_GOAL OF THE EXERCISE:_
Make an exact copy of the records, with the images left out.

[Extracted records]
────

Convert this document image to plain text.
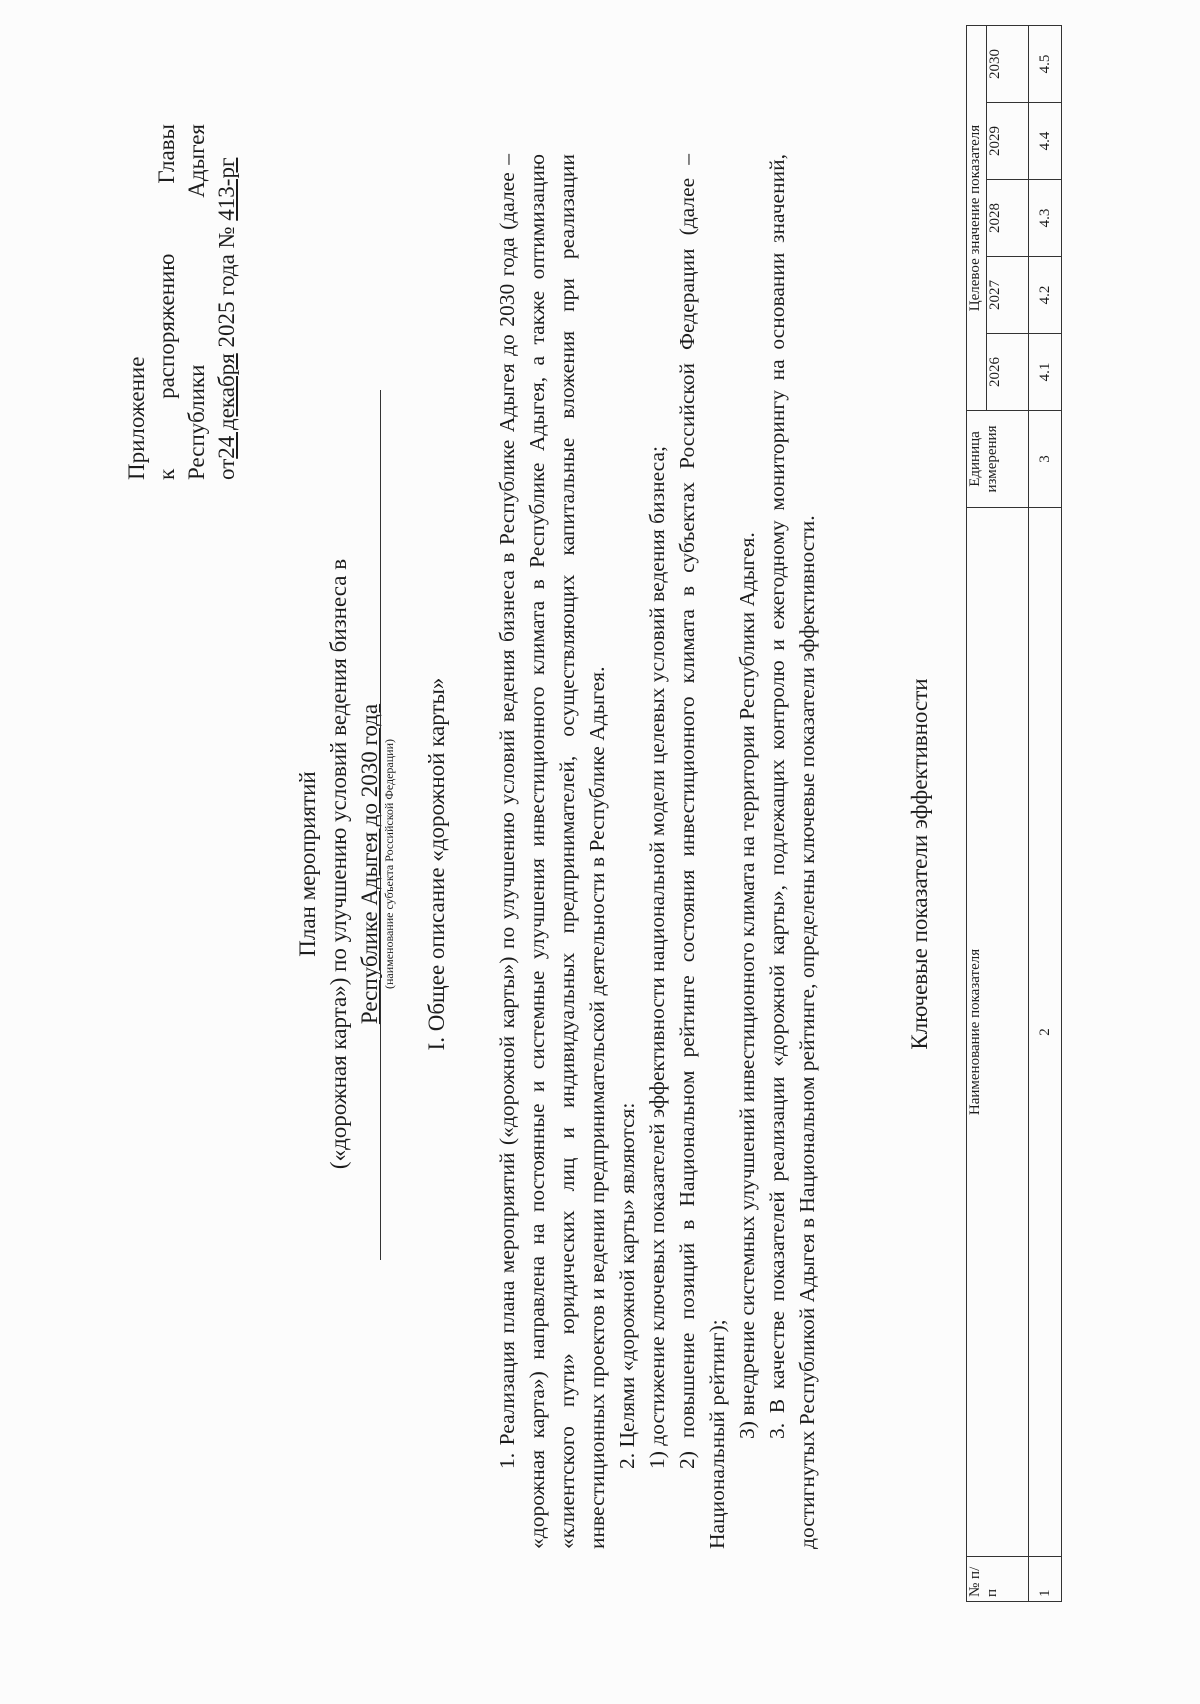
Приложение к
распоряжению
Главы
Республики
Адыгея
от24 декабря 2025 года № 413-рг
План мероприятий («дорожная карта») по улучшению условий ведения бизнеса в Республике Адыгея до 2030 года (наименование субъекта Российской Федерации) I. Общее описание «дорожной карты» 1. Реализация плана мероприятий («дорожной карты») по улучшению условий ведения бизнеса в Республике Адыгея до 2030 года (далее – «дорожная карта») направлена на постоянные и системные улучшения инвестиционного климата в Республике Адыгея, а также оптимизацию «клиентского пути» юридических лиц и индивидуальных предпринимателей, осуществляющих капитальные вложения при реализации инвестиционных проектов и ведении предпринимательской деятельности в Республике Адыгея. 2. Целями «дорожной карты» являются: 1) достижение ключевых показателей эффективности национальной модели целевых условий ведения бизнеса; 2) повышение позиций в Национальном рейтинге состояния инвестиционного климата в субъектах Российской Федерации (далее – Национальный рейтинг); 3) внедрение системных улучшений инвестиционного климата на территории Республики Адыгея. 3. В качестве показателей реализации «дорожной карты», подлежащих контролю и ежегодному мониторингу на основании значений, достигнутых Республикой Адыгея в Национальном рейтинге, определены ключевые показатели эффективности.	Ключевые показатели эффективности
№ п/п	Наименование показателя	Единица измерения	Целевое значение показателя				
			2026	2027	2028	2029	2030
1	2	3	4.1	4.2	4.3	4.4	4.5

────

_SOLUTION:_
Convert this document image to plain text.
Приложение к
распоряжению
Главы
Республики
Адыгея
от24 декабря 2025 года № 413-рг
План мероприятий («дорожная карта») по улучшению условий ведения бизнеса в Республике Адыгея до 2030 года (наименование субъекта Российской Федерации) I. Общее описание «дорожной карты» 1. Реализация плана мероприятий («дорожной карты») по улучшению условий ведения бизнеса в Республике Адыгея до 2030 года (далее – «дорожная карта») направлена на постоянные и системные улучшения инвестиционного климата в Республике Адыгея, а также оптимизацию «клиентского пути» юридических лиц и индивидуальных предпринимателей, осуществляющих капитальные вложения при реализации инвестиционных проектов и ведении предпринимательской деятельности в Республике Адыгея. 2. Целями «дорожной карты» являются: 1) достижение ключевых показателей эффективности национальной модели целевых условий ведения бизнеса; 2) повышение позиций в Национальном рейтинге состояния инвестиционного климата в субъектах Российской Федерации (далее – Национальный рейтинг); 3) внедрение системных улучшений инвестиционного климата на территории Республики Адыгея. 3. В качестве показателей реализации «дорожной карты», подлежащих контролю и ежегодному мониторингу на основании значений, достигнутых Республикой Адыгея в Национальном рейтинге, определены ключевые показатели эффективности.	Ключевые показатели эффективности
№ п/п	Наименование показателя	Единица измерения	Целевое значение показателя				
			2026	2027	2028	2029	2030
1	2	3	4.1	4.2	4.3	4.4	4.5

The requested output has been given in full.